═════ Dataset entries

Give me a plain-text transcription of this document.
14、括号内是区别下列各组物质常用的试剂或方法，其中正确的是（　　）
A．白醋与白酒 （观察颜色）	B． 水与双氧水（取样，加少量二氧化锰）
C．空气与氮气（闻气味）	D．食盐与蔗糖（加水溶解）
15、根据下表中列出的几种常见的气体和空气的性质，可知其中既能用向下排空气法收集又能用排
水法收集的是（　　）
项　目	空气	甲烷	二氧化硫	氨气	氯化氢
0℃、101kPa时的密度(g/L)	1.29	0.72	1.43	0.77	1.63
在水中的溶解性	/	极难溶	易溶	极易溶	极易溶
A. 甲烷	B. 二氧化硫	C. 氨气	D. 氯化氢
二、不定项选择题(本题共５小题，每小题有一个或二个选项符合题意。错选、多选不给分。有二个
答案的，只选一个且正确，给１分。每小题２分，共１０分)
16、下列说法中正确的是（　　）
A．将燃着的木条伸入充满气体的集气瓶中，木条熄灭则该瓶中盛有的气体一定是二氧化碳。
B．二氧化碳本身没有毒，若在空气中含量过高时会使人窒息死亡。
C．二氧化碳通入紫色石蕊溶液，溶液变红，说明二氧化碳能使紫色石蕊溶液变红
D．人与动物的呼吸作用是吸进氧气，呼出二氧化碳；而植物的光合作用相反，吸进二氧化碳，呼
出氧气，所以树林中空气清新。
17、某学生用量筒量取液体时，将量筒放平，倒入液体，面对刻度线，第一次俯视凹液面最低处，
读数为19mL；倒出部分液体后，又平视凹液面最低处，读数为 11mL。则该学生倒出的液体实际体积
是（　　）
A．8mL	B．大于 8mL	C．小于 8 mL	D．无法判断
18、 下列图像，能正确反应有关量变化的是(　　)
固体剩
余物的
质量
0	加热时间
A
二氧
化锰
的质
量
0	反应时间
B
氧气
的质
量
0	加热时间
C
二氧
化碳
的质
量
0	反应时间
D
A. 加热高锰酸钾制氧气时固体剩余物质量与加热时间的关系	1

══════════

- _Problem details_: Determine the number of lines in these entries that contain the word "二氧化硫", and write only that number.

- _Result of the task_: 2